> **Task**:
Copy all of the material below exactly.

> **Extracted information**:
---

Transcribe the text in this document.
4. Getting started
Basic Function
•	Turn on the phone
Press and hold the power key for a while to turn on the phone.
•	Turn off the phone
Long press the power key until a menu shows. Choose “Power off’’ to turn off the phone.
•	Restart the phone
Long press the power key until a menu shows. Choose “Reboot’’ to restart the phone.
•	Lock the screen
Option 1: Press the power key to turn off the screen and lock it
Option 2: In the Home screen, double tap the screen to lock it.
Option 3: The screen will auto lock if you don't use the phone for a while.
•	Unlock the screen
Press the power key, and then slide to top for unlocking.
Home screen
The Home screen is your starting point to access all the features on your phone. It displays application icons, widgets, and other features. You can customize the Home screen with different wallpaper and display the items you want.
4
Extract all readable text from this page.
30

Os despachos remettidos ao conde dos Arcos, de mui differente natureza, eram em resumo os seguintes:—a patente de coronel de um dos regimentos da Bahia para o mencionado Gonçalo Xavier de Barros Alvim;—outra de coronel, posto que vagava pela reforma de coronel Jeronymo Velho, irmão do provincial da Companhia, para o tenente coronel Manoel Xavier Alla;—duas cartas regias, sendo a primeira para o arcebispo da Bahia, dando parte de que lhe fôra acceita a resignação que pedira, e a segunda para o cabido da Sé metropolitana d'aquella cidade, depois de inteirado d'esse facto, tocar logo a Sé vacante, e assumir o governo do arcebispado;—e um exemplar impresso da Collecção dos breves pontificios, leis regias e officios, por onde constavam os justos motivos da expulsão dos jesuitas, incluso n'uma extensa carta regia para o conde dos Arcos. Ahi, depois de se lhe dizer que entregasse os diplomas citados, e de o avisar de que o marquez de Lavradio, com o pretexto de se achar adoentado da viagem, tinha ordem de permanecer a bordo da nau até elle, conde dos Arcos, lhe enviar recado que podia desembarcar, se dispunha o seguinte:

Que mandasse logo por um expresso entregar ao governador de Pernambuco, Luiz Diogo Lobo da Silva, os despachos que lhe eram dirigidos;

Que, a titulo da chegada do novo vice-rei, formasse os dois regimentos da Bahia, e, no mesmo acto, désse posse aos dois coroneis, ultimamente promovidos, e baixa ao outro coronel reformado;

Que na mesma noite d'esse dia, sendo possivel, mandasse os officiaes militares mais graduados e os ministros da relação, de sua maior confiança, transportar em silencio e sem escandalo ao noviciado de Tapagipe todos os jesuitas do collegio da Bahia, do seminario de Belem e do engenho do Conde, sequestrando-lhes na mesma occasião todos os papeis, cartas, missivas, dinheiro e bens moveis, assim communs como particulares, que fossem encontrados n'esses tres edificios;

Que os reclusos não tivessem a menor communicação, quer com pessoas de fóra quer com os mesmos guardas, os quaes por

---

> **Task answer**:
Transcribe the text in this document.
4. Getting started
Basic Function
•	Turn on the phone
Press and hold the power key for a while to turn on the phone.
•	Turn off the phone
Long press the power key until a menu shows. Choose “Power off’’ to turn off the phone.
•	Restart the phone
Long press the power key until a menu shows. Choose “Reboot’’ to restart the phone.
•	Lock the screen
Option 1: Press the power key to turn off the screen and lock it
Option 2: In the Home screen, double tap the screen to lock it.
Option 3: The screen will auto lock if you don't use the phone for a while.
•	Unlock the screen
Press the power key, and then slide to top for unlocking.
Home screen
The Home screen is your starting point to access all the features on your phone. It displays application icons, widgets, and other features. You can customize the Home screen with different wallpaper and display the items you want.
4
Extract all readable text from this page.
30

Os despachos remettidos ao conde dos Arcos, de mui differente natureza, eram em resumo os seguintes:—a patente de coronel de um dos regimentos da Bahia para o mencionado Gonçalo Xavier de Barros Alvim;—outra de coronel, posto que vagava pela reforma de coronel Jeronymo Velho, irmão do provincial da Companhia, para o tenente coronel Manoel Xavier Alla;—duas cartas regias, sendo a primeira para o arcebispo da Bahia, dando parte de que lhe fôra acceita a resignação que pedira, e a segunda para o cabido da Sé metropolitana d'aquella cidade, depois de inteirado d'esse facto, tocar logo a Sé vacante, e assumir o governo do arcebispado;—e um exemplar impresso da Collecção dos breves pontificios, leis regias e officios, por onde constavam os justos motivos da expulsão dos jesuitas, incluso n'uma extensa carta regia para o conde dos Arcos. Ahi, depois de se lhe dizer que entregasse os diplomas citados, e de o avisar de que o marquez de Lavradio, com o pretexto de se achar adoentado da viagem, tinha ordem de permanecer a bordo da nau até elle, conde dos Arcos, lhe enviar recado que podia desembarcar, se dispunha o seguinte:

Que mandasse logo por um expresso entregar ao governador de Pernambuco, Luiz Diogo Lobo da Silva, os despachos que lhe eram dirigidos;

Que, a titulo da chegada do novo vice-rei, formasse os dois regimentos da Bahia, e, no mesmo acto, désse posse aos dois coroneis, ultimamente promovidos, e baixa ao outro coronel reformado;

Que na mesma noite d'esse dia, sendo possivel, mandasse os officiaes militares mais graduados e os ministros da relação, de sua maior confiança, transportar em silencio e sem escandalo ao noviciado de Tapagipe todos os jesuitas do collegio da Bahia, do seminario de Belem e do engenho do Conde, sequestrando-lhes na mesma occasião todos os papeis, cartas, missivas, dinheiro e bens moveis, assim communs como particulares, que fossem encontrados n'esses tres edificios;

Que os reclusos não tivessem a menor communicação, quer com pessoas de fóra quer com os mesmos guardas, os quaes por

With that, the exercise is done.